* _Dataset entries_
# # # #
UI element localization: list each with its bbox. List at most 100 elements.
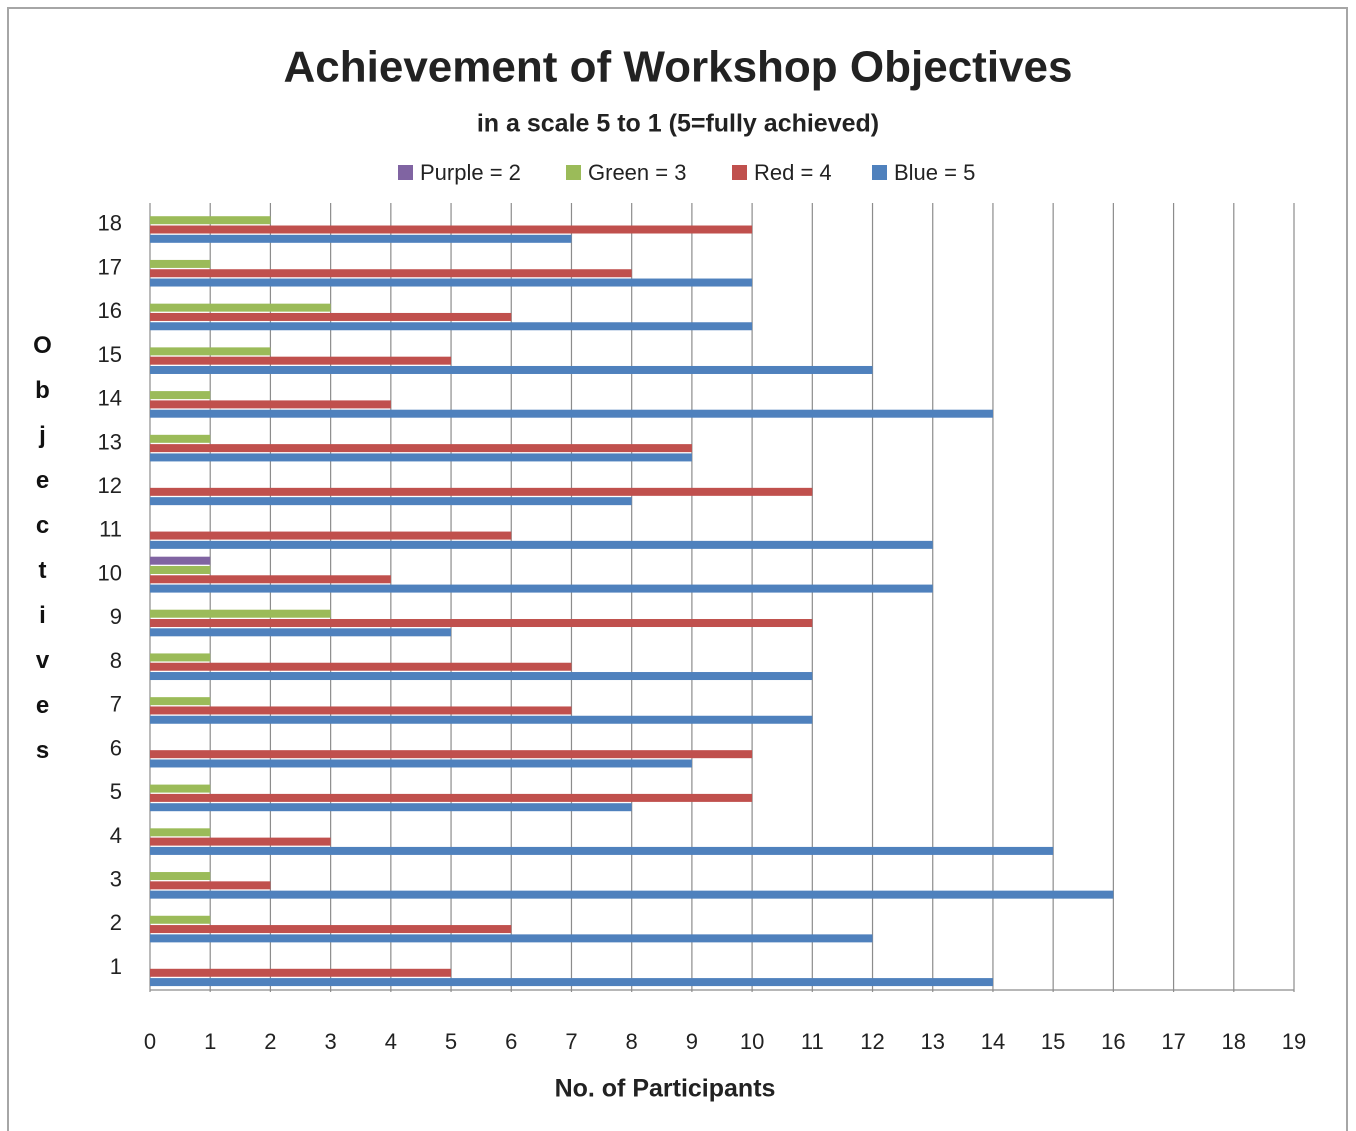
x-axis-title: No. of Participants (555, 1075, 776, 1103)
y-tick-label: 3 (110, 867, 122, 892)
y-tick-label: 15 (98, 342, 122, 367)
bar (150, 697, 211, 706)
x-tick-label: 10 (740, 1029, 764, 1054)
bar (150, 303, 331, 312)
y-axis-title: Objectives (29, 332, 56, 782)
bar (150, 391, 211, 400)
bar (150, 409, 993, 418)
y-tick-label: 6 (110, 735, 122, 760)
y-tick-label: 5 (110, 779, 122, 804)
bar (150, 434, 211, 443)
y-tick-label: 14 (98, 386, 122, 411)
y-tick-label: 4 (110, 823, 122, 848)
legend-label: Purple = 2 (420, 160, 521, 185)
bar (150, 672, 813, 681)
legend-swatch (732, 165, 747, 180)
bar (150, 347, 271, 356)
bar (150, 609, 331, 618)
bar (150, 278, 753, 287)
bar (150, 706, 572, 715)
legend-swatch (566, 165, 581, 180)
bar (150, 968, 452, 977)
bar (150, 803, 632, 812)
y-tick-label: 16 (98, 298, 122, 323)
bar (150, 453, 692, 462)
x-tick-label: 5 (445, 1029, 457, 1054)
chart-title: Achievement of Workshop Objectives (284, 43, 1073, 92)
x-tick-label: 16 (1101, 1029, 1125, 1054)
bar (150, 565, 211, 574)
y-tick-label: 2 (110, 910, 122, 935)
y-tick-label: 12 (98, 473, 122, 498)
bar (150, 400, 391, 409)
bar (150, 750, 753, 759)
bar (150, 312, 512, 321)
y-tick-label: 9 (110, 604, 122, 629)
bar (150, 793, 753, 802)
bar (150, 872, 211, 881)
bar (150, 216, 271, 225)
bar (150, 444, 692, 453)
bar (150, 628, 452, 637)
legend-swatch (872, 165, 887, 180)
y-tick-label: 7 (110, 692, 122, 717)
bar (150, 934, 873, 943)
chart-subtitle: in a scale 5 to 1 (5=fully achieved) (477, 110, 879, 138)
bar (150, 759, 692, 768)
x-tick-label: 6 (505, 1029, 517, 1054)
legend-label: Green = 3 (588, 160, 686, 185)
bar (150, 584, 933, 593)
bar (150, 881, 271, 890)
x-tick-label: 15 (1041, 1029, 1065, 1054)
x-tick-label: 9 (686, 1029, 698, 1054)
bar (150, 915, 211, 924)
bar (150, 540, 933, 549)
y-tick-label: 17 (98, 254, 122, 279)
bar (150, 487, 813, 496)
x-tick-label: 19 (1282, 1029, 1306, 1054)
legend-swatch (398, 165, 413, 180)
bar (150, 978, 993, 987)
x-tick-label: 13 (920, 1029, 944, 1054)
bar (150, 556, 211, 565)
bar (150, 365, 873, 374)
bar (150, 653, 211, 662)
y-tick-label: 18 (98, 211, 122, 236)
bar (150, 497, 632, 506)
x-tick-label: 17 (1161, 1029, 1185, 1054)
bar (150, 925, 512, 934)
bar (150, 619, 813, 628)
y-tick-label: 13 (98, 429, 122, 454)
bar (150, 715, 813, 724)
bar (150, 837, 331, 846)
x-tick-label: 12 (860, 1029, 884, 1054)
x-tick-label: 11 (801, 1029, 824, 1054)
bar (150, 575, 391, 584)
x-tick-label: 3 (325, 1029, 337, 1054)
bar (150, 269, 632, 278)
y-tick-label: 10 (98, 560, 122, 585)
bar (150, 662, 572, 671)
legend-label: Red = 4 (754, 160, 832, 185)
y-tick-label: 8 (110, 648, 122, 673)
x-tick-label: 8 (626, 1029, 638, 1054)
bar (150, 828, 211, 837)
x-tick-label: 0 (144, 1029, 156, 1054)
x-tick-label: 7 (565, 1029, 577, 1054)
bar (150, 356, 452, 365)
bar (150, 531, 512, 540)
bar (150, 846, 1054, 855)
chart-frame (7, 7, 1348, 1131)
x-tick-label: 18 (1222, 1029, 1246, 1054)
y-tick-label: 11 (99, 517, 122, 542)
bar (150, 890, 1114, 899)
bar (150, 259, 211, 268)
bar (150, 234, 572, 243)
x-tick-label: 2 (264, 1029, 276, 1054)
x-tick-label: 4 (385, 1029, 397, 1054)
x-tick-label: 1 (204, 1029, 216, 1054)
bar (150, 784, 211, 793)
bar (150, 225, 753, 234)
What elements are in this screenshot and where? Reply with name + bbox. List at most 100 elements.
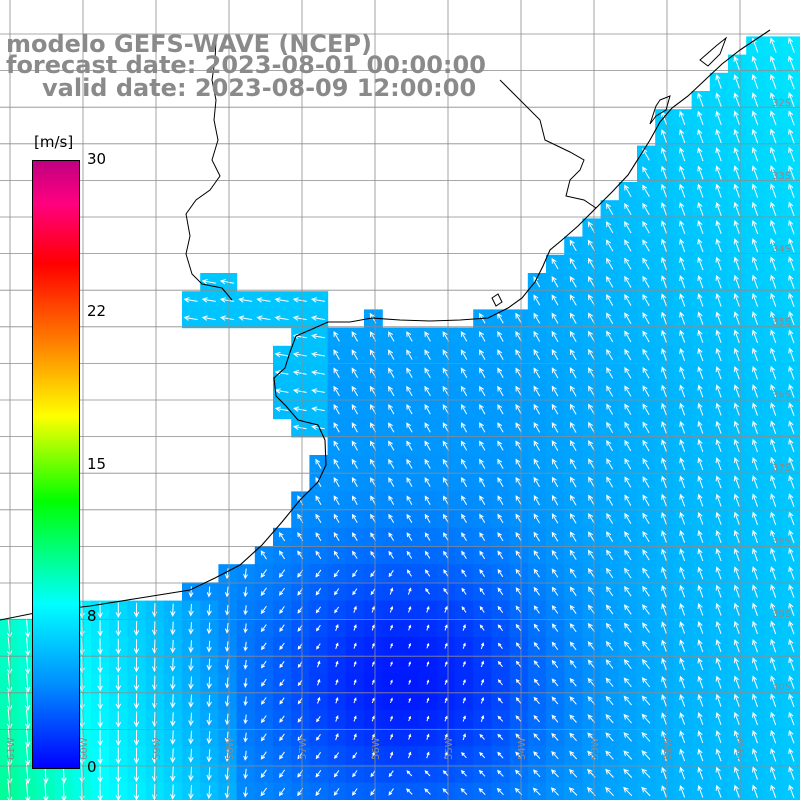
# # # #
* _PROBLEM TO SOLVE_
Extract every line of the data above that contains the string "List", matching case exactly.

* _EXPECTED ANSWER_
UI element localization: list each with its bbox. List at most 100 elements.
What elements are in this screenshot and where? Reply with name + bbox. List at most 100 elements.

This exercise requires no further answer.